(Dataset entries)
↓

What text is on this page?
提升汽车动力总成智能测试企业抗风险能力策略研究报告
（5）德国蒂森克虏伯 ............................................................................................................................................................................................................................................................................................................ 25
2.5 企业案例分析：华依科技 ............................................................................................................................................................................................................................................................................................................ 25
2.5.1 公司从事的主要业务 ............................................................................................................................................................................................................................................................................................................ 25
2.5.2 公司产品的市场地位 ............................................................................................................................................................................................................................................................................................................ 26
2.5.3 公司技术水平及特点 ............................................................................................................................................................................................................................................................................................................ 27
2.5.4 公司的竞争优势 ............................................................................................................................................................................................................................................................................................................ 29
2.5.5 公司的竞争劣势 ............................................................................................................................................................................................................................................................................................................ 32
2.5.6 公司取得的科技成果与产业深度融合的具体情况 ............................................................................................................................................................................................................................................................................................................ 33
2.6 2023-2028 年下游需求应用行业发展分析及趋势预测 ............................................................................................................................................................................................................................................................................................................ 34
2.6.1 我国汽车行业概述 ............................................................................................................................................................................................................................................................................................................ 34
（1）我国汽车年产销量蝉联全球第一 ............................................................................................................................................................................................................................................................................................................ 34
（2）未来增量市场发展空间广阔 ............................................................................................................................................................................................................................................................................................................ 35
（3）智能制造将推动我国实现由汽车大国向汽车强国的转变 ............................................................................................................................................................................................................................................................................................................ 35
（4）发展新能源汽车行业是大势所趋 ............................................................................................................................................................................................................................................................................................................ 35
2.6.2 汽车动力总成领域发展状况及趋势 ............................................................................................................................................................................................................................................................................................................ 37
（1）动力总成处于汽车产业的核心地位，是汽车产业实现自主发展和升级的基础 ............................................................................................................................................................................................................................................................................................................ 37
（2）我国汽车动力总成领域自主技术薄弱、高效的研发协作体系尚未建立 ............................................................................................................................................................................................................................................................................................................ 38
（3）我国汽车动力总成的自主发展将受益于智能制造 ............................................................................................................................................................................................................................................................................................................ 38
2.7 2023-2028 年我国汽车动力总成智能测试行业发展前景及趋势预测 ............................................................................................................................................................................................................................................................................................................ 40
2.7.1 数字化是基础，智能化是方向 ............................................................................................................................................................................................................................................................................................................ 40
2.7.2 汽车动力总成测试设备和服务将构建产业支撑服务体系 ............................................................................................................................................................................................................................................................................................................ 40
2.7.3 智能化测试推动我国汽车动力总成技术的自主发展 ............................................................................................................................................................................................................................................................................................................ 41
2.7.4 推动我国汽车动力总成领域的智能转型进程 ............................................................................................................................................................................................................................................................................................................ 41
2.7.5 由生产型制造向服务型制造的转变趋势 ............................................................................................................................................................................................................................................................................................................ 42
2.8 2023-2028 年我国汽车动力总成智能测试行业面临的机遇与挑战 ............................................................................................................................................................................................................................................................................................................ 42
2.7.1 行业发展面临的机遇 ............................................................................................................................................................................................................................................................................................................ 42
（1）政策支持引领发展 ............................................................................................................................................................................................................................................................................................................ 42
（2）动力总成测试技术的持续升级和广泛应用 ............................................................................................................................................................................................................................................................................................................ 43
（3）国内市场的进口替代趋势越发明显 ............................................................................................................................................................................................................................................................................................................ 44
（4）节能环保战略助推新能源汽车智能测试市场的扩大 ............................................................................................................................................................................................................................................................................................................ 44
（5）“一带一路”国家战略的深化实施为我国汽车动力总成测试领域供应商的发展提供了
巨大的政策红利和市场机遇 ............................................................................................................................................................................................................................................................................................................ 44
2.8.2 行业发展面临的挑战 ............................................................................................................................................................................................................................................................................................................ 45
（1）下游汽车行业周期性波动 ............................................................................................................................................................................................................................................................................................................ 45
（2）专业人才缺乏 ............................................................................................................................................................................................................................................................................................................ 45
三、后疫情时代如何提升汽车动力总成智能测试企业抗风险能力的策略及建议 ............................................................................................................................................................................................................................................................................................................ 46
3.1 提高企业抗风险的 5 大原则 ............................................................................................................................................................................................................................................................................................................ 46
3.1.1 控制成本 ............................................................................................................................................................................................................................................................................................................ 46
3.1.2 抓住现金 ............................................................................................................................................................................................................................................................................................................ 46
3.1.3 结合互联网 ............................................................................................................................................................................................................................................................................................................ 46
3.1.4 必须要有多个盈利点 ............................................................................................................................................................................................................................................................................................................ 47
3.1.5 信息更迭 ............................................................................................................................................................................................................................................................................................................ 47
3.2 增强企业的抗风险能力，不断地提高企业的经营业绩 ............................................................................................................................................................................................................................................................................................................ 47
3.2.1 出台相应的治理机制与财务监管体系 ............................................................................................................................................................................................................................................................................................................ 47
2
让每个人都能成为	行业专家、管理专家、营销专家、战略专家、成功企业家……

↑

Copy the entries above exactly, leaving none out.

[TASK SOLUTION]:
What text is on this page?
提升汽车动力总成智能测试企业抗风险能力策略研究报告
（5）德国蒂森克虏伯 ............................................................................................................................................................................................................................................................................................................ 25
2.5 企业案例分析：华依科技 ............................................................................................................................................................................................................................................................................................................ 25
2.5.1 公司从事的主要业务 ............................................................................................................................................................................................................................................................................................................ 25
2.5.2 公司产品的市场地位 ............................................................................................................................................................................................................................................................................................................ 26
2.5.3 公司技术水平及特点 ............................................................................................................................................................................................................................................................................................................ 27
2.5.4 公司的竞争优势 ............................................................................................................................................................................................................................................................................................................ 29
2.5.5 公司的竞争劣势 ............................................................................................................................................................................................................................................................................................................ 32
2.5.6 公司取得的科技成果与产业深度融合的具体情况 ............................................................................................................................................................................................................................................................................................................ 33
2.6 2023-2028 年下游需求应用行业发展分析及趋势预测 ............................................................................................................................................................................................................................................................................................................ 34
2.6.1 我国汽车行业概述 ............................................................................................................................................................................................................................................................................................................ 34
（1）我国汽车年产销量蝉联全球第一 ............................................................................................................................................................................................................................................................................................................ 34
（2）未来增量市场发展空间广阔 ............................................................................................................................................................................................................................................................................................................ 35
（3）智能制造将推动我国实现由汽车大国向汽车强国的转变 ............................................................................................................................................................................................................................................................................................................ 35
（4）发展新能源汽车行业是大势所趋 ............................................................................................................................................................................................................................................................................................................ 35
2.6.2 汽车动力总成领域发展状况及趋势 ............................................................................................................................................................................................................................................................................................................ 37
（1）动力总成处于汽车产业的核心地位，是汽车产业实现自主发展和升级的基础 ............................................................................................................................................................................................................................................................................................................ 37
（2）我国汽车动力总成领域自主技术薄弱、高效的研发协作体系尚未建立 ............................................................................................................................................................................................................................................................................................................ 38
（3）我国汽车动力总成的自主发展将受益于智能制造 ............................................................................................................................................................................................................................................................................................................ 38
2.7 2023-2028 年我国汽车动力总成智能测试行业发展前景及趋势预测 ............................................................................................................................................................................................................................................................................................................ 40
2.7.1 数字化是基础，智能化是方向 ............................................................................................................................................................................................................................................................................................................ 40
2.7.2 汽车动力总成测试设备和服务将构建产业支撑服务体系 ............................................................................................................................................................................................................................................................................................................ 40
2.7.3 智能化测试推动我国汽车动力总成技术的自主发展 ............................................................................................................................................................................................................................................................................................................ 41
2.7.4 推动我国汽车动力总成领域的智能转型进程 ............................................................................................................................................................................................................................................................................................................ 41
2.7.5 由生产型制造向服务型制造的转变趋势 ............................................................................................................................................................................................................................................................................................................ 42
2.8 2023-2028 年我国汽车动力总成智能测试行业面临的机遇与挑战 ............................................................................................................................................................................................................................................................................................................ 42
2.7.1 行业发展面临的机遇 ............................................................................................................................................................................................................................................................................................................ 42
（1）政策支持引领发展 ............................................................................................................................................................................................................................................................................................................ 42
（2）动力总成测试技术的持续升级和广泛应用 ............................................................................................................................................................................................................................................................................................................ 43
（3）国内市场的进口替代趋势越发明显 ............................................................................................................................................................................................................................................................................................................ 44
（4）节能环保战略助推新能源汽车智能测试市场的扩大 ............................................................................................................................................................................................................................................................................................................ 44
（5）“一带一路”国家战略的深化实施为我国汽车动力总成测试领域供应商的发展提供了
巨大的政策红利和市场机遇 ............................................................................................................................................................................................................................................................................................................ 44
2.8.2 行业发展面临的挑战 ............................................................................................................................................................................................................................................................................................................ 45
（1）下游汽车行业周期性波动 ............................................................................................................................................................................................................................................................................................................ 45
（2）专业人才缺乏 ............................................................................................................................................................................................................................................................................................................ 45
三、后疫情时代如何提升汽车动力总成智能测试企业抗风险能力的策略及建议 ............................................................................................................................................................................................................................................................................................................ 46
3.1 提高企业抗风险的 5 大原则 ............................................................................................................................................................................................................................................................................................................ 46
3.1.1 控制成本 ............................................................................................................................................................................................................................................................................................................ 46
3.1.2 抓住现金 ............................................................................................................................................................................................................................................................................................................ 46
3.1.3 结合互联网 ............................................................................................................................................................................................................................................................................................................ 46
3.1.4 必须要有多个盈利点 ............................................................................................................................................................................................................................................................................................................ 47
3.1.5 信息更迭 ............................................................................................................................................................................................................................................................................................................ 47
3.2 增强企业的抗风险能力，不断地提高企业的经营业绩 ............................................................................................................................................................................................................................................................................................................ 47
3.2.1 出台相应的治理机制与财务监管体系 ............................................................................................................................................................................................................................................................................................................ 47
2
让每个人都能成为	行业专家、管理专家、营销专家、战略专家、成功企业家……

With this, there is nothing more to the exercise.